[[ Data shown, beginning ]]
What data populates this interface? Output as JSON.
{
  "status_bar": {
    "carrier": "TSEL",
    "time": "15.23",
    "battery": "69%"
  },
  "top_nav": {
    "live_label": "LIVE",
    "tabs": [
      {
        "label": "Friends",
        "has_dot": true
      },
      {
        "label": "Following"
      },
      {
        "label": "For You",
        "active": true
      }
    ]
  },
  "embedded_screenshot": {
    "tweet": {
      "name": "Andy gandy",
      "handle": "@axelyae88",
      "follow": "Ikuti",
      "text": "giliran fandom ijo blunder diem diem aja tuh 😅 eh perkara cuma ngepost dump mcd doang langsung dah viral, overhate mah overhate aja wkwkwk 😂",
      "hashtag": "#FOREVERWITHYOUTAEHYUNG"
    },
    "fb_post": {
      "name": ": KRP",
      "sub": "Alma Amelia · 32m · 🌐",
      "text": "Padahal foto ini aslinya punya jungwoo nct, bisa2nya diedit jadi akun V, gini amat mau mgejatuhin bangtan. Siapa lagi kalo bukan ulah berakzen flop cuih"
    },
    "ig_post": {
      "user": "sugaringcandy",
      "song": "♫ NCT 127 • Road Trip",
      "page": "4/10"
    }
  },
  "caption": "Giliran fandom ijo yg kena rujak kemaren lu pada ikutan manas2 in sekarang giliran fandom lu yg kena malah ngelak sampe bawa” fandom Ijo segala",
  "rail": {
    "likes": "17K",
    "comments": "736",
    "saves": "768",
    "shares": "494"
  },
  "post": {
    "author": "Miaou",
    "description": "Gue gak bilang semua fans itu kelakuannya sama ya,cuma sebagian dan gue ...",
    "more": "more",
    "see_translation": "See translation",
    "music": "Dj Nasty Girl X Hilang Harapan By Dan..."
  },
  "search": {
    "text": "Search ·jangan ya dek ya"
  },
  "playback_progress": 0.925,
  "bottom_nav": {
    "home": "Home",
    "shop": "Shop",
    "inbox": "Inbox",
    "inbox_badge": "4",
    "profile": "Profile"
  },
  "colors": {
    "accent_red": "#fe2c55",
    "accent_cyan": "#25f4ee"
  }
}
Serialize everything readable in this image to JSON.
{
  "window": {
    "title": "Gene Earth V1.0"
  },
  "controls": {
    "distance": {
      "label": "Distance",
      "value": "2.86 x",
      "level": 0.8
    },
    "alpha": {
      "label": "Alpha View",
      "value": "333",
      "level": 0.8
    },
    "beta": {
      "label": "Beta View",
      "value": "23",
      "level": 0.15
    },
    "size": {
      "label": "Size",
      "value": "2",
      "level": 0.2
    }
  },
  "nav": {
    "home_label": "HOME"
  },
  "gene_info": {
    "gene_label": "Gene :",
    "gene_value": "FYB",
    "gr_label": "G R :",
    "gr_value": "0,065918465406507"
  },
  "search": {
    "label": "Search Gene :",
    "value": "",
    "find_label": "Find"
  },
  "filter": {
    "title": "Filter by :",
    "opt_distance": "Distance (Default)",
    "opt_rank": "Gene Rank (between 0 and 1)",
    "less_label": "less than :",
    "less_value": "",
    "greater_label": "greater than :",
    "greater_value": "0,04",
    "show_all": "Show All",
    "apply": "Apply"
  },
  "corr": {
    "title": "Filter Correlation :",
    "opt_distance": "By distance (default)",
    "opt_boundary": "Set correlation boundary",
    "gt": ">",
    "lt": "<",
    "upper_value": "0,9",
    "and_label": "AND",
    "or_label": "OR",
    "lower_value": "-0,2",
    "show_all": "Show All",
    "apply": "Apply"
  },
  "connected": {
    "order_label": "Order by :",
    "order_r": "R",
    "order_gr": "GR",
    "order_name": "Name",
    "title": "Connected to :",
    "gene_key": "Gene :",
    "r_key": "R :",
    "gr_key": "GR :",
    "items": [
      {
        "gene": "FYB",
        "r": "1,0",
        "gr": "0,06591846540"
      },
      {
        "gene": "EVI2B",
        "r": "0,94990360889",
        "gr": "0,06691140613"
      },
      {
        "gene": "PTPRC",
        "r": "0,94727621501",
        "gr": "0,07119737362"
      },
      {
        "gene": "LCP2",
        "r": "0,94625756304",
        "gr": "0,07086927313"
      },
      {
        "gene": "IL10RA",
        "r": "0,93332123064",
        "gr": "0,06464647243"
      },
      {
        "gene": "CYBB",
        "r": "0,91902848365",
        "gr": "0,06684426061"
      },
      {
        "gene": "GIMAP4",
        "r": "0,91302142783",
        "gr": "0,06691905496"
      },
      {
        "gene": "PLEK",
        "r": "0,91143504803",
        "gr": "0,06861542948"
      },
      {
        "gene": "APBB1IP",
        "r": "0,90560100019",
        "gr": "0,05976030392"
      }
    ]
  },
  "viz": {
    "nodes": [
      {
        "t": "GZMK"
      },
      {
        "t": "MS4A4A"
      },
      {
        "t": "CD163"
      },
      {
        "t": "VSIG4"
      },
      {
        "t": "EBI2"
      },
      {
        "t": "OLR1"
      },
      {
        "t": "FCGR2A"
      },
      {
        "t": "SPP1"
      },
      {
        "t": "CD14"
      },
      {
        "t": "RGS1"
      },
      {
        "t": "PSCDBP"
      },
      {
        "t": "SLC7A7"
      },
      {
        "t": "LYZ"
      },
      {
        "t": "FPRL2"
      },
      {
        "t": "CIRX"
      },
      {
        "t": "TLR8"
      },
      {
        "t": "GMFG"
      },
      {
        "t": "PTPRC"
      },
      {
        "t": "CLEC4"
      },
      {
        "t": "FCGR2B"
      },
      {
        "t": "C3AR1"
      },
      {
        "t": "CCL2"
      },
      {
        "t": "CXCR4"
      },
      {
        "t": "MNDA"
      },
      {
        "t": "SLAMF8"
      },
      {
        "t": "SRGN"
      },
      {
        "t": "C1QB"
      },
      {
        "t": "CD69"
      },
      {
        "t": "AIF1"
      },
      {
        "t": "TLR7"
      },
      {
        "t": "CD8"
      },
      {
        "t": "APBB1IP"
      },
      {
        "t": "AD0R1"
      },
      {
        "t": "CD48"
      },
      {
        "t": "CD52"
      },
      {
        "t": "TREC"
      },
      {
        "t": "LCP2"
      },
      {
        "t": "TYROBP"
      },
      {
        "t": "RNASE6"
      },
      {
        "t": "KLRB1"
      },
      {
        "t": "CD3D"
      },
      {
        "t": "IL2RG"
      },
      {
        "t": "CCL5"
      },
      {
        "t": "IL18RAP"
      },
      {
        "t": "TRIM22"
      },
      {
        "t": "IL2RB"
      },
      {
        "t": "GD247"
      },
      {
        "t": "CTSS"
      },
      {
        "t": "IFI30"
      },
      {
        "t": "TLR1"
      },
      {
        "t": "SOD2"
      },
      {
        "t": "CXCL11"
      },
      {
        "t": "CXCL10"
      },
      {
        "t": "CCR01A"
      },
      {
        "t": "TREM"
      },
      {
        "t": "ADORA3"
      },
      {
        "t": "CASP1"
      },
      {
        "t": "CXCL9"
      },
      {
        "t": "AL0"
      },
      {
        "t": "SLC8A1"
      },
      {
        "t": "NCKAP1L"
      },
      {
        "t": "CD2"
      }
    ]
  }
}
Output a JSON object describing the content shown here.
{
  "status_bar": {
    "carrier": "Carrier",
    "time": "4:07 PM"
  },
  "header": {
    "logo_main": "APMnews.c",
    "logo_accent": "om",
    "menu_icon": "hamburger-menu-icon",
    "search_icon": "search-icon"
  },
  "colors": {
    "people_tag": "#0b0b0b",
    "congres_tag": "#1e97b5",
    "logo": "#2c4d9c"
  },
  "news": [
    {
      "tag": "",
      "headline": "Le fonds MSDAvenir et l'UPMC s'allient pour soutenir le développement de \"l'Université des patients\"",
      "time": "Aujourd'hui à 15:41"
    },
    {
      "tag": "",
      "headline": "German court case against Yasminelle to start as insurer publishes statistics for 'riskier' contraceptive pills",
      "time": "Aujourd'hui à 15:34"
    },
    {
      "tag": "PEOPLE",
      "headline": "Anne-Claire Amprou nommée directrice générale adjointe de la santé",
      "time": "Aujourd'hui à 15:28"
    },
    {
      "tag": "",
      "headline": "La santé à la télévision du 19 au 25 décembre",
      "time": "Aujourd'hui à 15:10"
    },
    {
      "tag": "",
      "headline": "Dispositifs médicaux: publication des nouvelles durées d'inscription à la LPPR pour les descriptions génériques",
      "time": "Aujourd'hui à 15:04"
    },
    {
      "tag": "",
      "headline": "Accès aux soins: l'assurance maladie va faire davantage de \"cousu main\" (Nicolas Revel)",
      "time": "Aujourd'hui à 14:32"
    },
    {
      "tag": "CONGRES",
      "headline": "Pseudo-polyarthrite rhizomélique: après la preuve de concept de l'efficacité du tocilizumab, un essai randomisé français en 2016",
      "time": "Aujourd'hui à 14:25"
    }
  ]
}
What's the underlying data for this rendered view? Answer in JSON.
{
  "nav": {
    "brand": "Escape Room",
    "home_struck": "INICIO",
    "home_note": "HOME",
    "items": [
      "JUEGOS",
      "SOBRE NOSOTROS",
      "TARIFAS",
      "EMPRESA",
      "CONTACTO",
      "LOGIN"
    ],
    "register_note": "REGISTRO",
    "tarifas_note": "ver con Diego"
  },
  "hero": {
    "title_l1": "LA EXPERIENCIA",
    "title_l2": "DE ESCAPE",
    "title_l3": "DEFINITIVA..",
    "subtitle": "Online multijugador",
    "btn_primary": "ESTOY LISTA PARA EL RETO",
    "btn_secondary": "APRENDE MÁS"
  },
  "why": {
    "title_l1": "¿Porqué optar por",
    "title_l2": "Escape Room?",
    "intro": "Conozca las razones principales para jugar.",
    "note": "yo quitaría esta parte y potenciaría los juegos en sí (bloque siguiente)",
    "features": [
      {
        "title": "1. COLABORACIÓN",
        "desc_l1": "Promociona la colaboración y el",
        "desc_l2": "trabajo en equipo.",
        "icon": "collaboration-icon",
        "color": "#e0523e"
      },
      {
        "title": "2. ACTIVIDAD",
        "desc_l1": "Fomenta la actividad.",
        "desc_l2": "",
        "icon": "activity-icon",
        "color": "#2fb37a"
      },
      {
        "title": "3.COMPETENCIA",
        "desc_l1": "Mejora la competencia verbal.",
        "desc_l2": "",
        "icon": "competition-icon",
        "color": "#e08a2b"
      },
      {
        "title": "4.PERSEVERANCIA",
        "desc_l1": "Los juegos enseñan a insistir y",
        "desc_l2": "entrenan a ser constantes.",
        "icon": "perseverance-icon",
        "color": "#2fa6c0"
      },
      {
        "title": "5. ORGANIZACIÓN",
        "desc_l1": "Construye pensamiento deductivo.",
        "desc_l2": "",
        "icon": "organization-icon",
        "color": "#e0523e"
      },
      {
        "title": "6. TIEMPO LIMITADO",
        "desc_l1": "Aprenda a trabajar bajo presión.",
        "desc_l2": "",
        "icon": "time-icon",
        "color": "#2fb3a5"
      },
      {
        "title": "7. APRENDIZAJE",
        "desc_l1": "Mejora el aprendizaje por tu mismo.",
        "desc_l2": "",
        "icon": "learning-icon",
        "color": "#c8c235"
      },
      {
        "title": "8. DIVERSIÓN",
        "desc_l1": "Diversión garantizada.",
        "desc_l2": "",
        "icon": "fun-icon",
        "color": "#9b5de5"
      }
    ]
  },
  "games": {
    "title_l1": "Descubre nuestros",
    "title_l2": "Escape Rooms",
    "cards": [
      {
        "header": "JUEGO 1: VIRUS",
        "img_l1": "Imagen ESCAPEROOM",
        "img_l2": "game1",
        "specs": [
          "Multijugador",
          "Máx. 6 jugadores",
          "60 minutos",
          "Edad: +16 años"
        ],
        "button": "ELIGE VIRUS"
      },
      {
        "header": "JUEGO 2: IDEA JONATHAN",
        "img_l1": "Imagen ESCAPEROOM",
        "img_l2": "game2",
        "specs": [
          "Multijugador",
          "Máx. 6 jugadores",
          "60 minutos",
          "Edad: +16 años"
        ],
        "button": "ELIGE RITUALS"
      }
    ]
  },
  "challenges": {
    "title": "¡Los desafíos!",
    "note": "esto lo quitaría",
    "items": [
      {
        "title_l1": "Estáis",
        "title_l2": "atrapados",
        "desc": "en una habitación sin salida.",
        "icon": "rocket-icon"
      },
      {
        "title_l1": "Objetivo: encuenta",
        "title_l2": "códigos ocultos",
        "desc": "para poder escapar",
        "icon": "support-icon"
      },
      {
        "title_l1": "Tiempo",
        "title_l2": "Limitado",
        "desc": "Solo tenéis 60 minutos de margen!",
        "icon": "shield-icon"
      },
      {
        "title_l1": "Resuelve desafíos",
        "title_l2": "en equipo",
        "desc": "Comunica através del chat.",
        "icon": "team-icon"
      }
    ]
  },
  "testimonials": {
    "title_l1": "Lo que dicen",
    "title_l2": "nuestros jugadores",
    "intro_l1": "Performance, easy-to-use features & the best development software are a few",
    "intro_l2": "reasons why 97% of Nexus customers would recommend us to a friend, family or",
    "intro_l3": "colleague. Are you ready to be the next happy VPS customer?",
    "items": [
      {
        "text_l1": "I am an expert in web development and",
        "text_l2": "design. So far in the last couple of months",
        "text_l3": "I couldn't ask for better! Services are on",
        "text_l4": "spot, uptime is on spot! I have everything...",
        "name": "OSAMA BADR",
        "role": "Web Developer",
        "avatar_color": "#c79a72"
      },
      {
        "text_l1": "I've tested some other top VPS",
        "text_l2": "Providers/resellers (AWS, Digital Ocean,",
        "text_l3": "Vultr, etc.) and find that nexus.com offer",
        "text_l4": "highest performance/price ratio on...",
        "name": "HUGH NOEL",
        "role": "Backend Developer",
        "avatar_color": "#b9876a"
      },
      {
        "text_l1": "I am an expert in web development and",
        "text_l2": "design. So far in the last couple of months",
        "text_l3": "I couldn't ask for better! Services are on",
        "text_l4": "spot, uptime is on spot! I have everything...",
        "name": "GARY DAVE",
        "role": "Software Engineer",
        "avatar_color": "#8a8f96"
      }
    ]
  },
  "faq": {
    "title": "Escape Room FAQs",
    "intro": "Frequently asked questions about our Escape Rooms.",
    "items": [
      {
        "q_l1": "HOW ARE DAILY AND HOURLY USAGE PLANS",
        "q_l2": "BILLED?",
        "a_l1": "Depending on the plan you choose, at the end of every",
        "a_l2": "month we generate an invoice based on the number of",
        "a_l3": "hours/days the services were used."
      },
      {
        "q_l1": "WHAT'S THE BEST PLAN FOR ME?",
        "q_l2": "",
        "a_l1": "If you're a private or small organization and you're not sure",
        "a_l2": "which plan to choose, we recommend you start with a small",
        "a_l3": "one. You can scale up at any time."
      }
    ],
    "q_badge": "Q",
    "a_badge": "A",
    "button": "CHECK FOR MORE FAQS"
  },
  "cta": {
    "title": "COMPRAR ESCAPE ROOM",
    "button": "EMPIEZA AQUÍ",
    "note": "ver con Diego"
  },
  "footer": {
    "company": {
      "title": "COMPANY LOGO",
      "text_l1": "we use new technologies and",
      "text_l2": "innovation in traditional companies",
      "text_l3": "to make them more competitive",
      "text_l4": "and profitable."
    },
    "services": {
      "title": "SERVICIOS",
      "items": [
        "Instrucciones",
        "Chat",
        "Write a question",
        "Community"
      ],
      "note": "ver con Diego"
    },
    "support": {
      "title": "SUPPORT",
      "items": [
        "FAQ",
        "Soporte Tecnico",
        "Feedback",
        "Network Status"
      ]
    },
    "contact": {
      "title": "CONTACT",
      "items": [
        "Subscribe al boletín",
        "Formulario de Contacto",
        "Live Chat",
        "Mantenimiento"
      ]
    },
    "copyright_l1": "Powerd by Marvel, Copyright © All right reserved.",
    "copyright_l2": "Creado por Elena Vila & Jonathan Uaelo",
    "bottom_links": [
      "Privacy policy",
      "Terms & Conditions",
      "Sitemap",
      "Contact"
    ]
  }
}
[[ Data shown, end ]]
### Aim of the exercise
Please state how many lines of the material above include the word "this"; the number is the whole answer.

### Finished task
3